▸ The request
Review the lines that follow and copy each one that contains the word "content".

▸ Data listing
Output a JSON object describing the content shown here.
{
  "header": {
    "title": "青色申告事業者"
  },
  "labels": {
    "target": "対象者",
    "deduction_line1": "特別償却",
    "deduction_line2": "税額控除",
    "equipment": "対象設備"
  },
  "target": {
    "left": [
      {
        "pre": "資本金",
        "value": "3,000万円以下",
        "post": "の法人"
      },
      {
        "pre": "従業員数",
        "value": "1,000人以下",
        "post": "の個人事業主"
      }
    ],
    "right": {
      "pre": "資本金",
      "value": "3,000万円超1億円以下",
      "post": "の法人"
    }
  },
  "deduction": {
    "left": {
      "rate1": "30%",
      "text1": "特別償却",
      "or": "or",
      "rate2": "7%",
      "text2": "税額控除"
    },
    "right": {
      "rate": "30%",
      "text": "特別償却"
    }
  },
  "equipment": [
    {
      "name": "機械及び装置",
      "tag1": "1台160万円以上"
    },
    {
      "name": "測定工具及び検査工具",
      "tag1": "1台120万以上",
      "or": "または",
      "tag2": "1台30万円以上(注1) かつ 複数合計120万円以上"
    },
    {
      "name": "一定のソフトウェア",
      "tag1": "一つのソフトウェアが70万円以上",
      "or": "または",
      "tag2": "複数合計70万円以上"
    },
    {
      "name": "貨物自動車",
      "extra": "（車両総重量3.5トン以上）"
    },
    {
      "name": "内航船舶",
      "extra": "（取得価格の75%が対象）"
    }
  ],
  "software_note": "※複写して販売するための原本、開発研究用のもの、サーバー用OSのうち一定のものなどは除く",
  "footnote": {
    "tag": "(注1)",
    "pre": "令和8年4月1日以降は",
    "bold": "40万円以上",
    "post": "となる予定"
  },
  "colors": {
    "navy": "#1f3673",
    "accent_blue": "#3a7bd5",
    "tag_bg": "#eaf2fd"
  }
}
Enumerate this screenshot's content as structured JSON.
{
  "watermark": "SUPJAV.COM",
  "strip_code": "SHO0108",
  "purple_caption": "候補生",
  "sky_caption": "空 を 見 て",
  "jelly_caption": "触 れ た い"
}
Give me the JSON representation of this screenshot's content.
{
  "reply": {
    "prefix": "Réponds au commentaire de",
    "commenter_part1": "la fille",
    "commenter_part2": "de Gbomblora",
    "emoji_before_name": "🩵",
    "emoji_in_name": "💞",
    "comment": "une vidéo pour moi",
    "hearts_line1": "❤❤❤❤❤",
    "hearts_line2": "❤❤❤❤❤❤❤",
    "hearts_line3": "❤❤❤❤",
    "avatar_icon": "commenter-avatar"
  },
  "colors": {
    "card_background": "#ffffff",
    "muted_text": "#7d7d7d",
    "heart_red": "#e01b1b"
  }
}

▸ Correct output
Output a JSON object describing the content shown here.
Enumerate this screenshot's content as structured JSON.
Give me the JSON representation of this screenshot's content.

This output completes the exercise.